### Written instruction:
Locate the word "JSON" in the entries below, then gather every line that holds it.

### Dataset items:
____________

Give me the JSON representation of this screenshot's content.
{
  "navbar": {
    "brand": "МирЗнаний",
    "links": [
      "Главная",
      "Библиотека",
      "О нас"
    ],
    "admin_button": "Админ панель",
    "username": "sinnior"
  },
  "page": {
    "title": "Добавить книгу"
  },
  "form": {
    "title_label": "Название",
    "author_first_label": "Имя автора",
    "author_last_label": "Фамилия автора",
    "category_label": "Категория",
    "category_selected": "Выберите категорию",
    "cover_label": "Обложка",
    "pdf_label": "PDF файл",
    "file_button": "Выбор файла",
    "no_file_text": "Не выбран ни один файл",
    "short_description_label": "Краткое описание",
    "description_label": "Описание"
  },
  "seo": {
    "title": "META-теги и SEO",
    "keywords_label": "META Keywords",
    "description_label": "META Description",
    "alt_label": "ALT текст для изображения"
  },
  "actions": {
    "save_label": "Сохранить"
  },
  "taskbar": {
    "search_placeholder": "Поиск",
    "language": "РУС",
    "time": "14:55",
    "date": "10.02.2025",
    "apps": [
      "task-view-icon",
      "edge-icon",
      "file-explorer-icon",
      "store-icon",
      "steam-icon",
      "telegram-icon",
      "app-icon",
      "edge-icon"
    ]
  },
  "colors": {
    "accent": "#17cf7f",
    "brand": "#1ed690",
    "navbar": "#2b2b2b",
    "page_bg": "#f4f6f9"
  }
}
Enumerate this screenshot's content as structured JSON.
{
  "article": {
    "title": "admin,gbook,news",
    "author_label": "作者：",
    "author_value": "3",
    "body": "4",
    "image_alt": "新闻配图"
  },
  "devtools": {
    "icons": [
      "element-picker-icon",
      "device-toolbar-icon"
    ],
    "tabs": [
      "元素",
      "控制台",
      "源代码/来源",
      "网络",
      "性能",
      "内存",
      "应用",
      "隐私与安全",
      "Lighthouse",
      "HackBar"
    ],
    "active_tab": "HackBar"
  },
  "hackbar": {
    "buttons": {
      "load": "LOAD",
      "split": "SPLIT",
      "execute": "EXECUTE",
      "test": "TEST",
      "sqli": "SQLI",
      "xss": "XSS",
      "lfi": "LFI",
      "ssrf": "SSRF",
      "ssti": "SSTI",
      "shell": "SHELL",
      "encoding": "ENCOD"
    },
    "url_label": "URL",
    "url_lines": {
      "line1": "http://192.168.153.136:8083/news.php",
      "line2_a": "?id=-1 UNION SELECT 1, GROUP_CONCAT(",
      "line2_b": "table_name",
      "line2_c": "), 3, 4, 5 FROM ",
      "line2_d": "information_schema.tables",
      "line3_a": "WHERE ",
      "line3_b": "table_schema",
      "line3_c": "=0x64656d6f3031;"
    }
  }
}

____________

### Correct answer:
Give me the JSON representation of this screenshot's content.
Enumerate this screenshot's content as structured JSON.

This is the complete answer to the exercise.